Figure content listings
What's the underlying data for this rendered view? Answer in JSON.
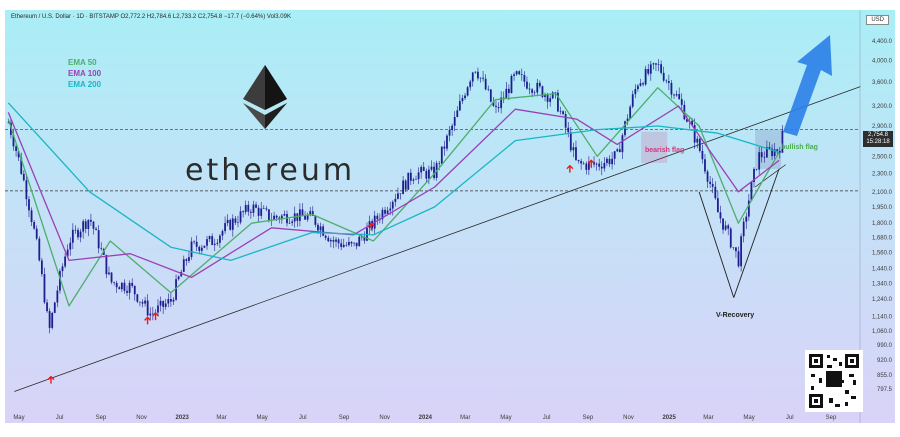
{
  "header": {
    "title": "Ethereum / U.S. Dollar · 1D · BITSTAMP",
    "ohlc": "O2,772.2 H2,784.6 L2,733.2 C2,754.8 −17.7 (−0.64%) Vol3.09K"
  },
  "currency_label": "USD",
  "wordmark": "ethereum",
  "legend": [
    {
      "label": "EMA 50",
      "color": "#4caf6a"
    },
    {
      "label": "EMA 100",
      "color": "#9b3fb5"
    },
    {
      "label": "EMA 200",
      "color": "#19b6c4"
    }
  ],
  "annotations": {
    "bearish": "bearish flag",
    "bullish": "bullish flag",
    "v_recovery": "V-Recovery"
  },
  "price_tag": {
    "price": "2,754.8",
    "countdown": "15:28:18"
  },
  "colors": {
    "candle": "#1e1e8f",
    "ema50": "#4caf6a",
    "ema100": "#9b3fb5",
    "ema200": "#19b6c4",
    "arrow": "#2b7fe8",
    "marker": "#e81b1b",
    "bearish": "#d4377a",
    "bullish": "#4caf50"
  },
  "chart_data": {
    "type": "candlestick-line",
    "y_scale": "log",
    "ylim": [
      720,
      4600
    ],
    "x_labels": [
      "May",
      "Jul",
      "Sep",
      "Nov",
      "2023",
      "Mar",
      "May",
      "Jul",
      "Sep",
      "Nov",
      "2024",
      "Mar",
      "May",
      "Jul",
      "Sep",
      "Nov",
      "2025",
      "Mar",
      "May",
      "Jul",
      "Sep"
    ],
    "y_ticks": [
      "4,400.0",
      "4,000.0",
      "3,600.0",
      "3,200.0",
      "2,900.0",
      "2,500.0",
      "2,300.0",
      "2,100.0",
      "1,950.0",
      "1,800.0",
      "1,680.0",
      "1,560.0",
      "1,440.0",
      "1,340.0",
      "1,240.0",
      "1,140.0",
      "1,060.0",
      "990.0",
      "920.0",
      "855.0",
      "797.5"
    ],
    "support_levels": [
      2850,
      2110
    ],
    "trendline": [
      {
        "date": "2022-05",
        "price": 820
      },
      {
        "date": "2025-09",
        "price": 3350
      }
    ],
    "price_path": [
      {
        "date": "2022-04",
        "price": 2950
      },
      {
        "date": "2022-05",
        "price": 2000
      },
      {
        "date": "2022-06",
        "price": 1050
      },
      {
        "date": "2022-07",
        "price": 1650
      },
      {
        "date": "2022-08",
        "price": 1850
      },
      {
        "date": "2022-09",
        "price": 1350
      },
      {
        "date": "2022-10",
        "price": 1320
      },
      {
        "date": "2022-11",
        "price": 1150
      },
      {
        "date": "2022-12",
        "price": 1230
      },
      {
        "date": "2023-01",
        "price": 1600
      },
      {
        "date": "2023-02",
        "price": 1650
      },
      {
        "date": "2023-03",
        "price": 1800
      },
      {
        "date": "2023-04",
        "price": 1950
      },
      {
        "date": "2023-05",
        "price": 1850
      },
      {
        "date": "2023-06",
        "price": 1870
      },
      {
        "date": "2023-07",
        "price": 1850
      },
      {
        "date": "2023-08",
        "price": 1650
      },
      {
        "date": "2023-09",
        "price": 1600
      },
      {
        "date": "2023-10",
        "price": 1800
      },
      {
        "date": "2023-11",
        "price": 2050
      },
      {
        "date": "2023-12",
        "price": 2300
      },
      {
        "date": "2024-01",
        "price": 2300
      },
      {
        "date": "2024-02",
        "price": 3000
      },
      {
        "date": "2024-03",
        "price": 3900
      },
      {
        "date": "2024-04",
        "price": 3100
      },
      {
        "date": "2024-05",
        "price": 3700
      },
      {
        "date": "2024-06",
        "price": 3500
      },
      {
        "date": "2024-07",
        "price": 3300
      },
      {
        "date": "2024-08",
        "price": 2400
      },
      {
        "date": "2024-09",
        "price": 2400
      },
      {
        "date": "2024-10",
        "price": 2500
      },
      {
        "date": "2024-11",
        "price": 3600
      },
      {
        "date": "2024-12",
        "price": 3900
      },
      {
        "date": "2025-01",
        "price": 3300
      },
      {
        "date": "2025-02",
        "price": 2600
      },
      {
        "date": "2025-03",
        "price": 1900
      },
      {
        "date": "2025-04",
        "price": 1500
      },
      {
        "date": "2025-05",
        "price": 2500
      },
      {
        "date": "2025-06",
        "price": 2600
      },
      {
        "date": "2025-06-20",
        "price": 2754.8
      }
    ],
    "ema_series": [
      {
        "name": "EMA 50",
        "path": [
          {
            "date": "2022-04",
            "price": 3000
          },
          {
            "date": "2022-07",
            "price": 1200
          },
          {
            "date": "2022-09",
            "price": 1650
          },
          {
            "date": "2022-12",
            "price": 1280
          },
          {
            "date": "2023-04",
            "price": 1800
          },
          {
            "date": "2023-07",
            "price": 1880
          },
          {
            "date": "2023-10",
            "price": 1650
          },
          {
            "date": "2024-01",
            "price": 2300
          },
          {
            "date": "2024-04",
            "price": 3300
          },
          {
            "date": "2024-07",
            "price": 3400
          },
          {
            "date": "2024-09",
            "price": 2500
          },
          {
            "date": "2024-12",
            "price": 3500
          },
          {
            "date": "2025-02",
            "price": 2900
          },
          {
            "date": "2025-04",
            "price": 1800
          },
          {
            "date": "2025-06",
            "price": 2550
          }
        ]
      },
      {
        "name": "EMA 100",
        "path": [
          {
            "date": "2022-04",
            "price": 3100
          },
          {
            "date": "2022-07",
            "price": 1500
          },
          {
            "date": "2022-10",
            "price": 1550
          },
          {
            "date": "2023-01",
            "price": 1380
          },
          {
            "date": "2023-05",
            "price": 1760
          },
          {
            "date": "2023-09",
            "price": 1700
          },
          {
            "date": "2024-01",
            "price": 2150
          },
          {
            "date": "2024-05",
            "price": 3150
          },
          {
            "date": "2024-08",
            "price": 3000
          },
          {
            "date": "2024-10",
            "price": 2650
          },
          {
            "date": "2025-01",
            "price": 3200
          },
          {
            "date": "2025-04",
            "price": 2100
          },
          {
            "date": "2025-06",
            "price": 2450
          }
        ]
      },
      {
        "name": "EMA 200",
        "path": [
          {
            "date": "2022-04",
            "price": 3250
          },
          {
            "date": "2022-08",
            "price": 2100
          },
          {
            "date": "2022-12",
            "price": 1600
          },
          {
            "date": "2023-03",
            "price": 1500
          },
          {
            "date": "2023-07",
            "price": 1720
          },
          {
            "date": "2023-10",
            "price": 1700
          },
          {
            "date": "2024-01",
            "price": 1950
          },
          {
            "date": "2024-05",
            "price": 2700
          },
          {
            "date": "2024-09",
            "price": 2850
          },
          {
            "date": "2024-12",
            "price": 2900
          },
          {
            "date": "2025-03",
            "price": 2800
          },
          {
            "date": "2025-06",
            "price": 2550
          }
        ]
      }
    ],
    "support_markers": [
      {
        "date": "2022-06-18"
      },
      {
        "date": "2022-11-10"
      },
      {
        "date": "2022-11-22"
      },
      {
        "date": "2023-10-12"
      },
      {
        "date": "2024-08-05"
      },
      {
        "date": "2024-09-06"
      }
    ]
  }
}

What the task asks
Select every line of the records holding the string "bullish".

Exercise response
    "bullish": "bullish flag",
    "bullish": "#4caf50"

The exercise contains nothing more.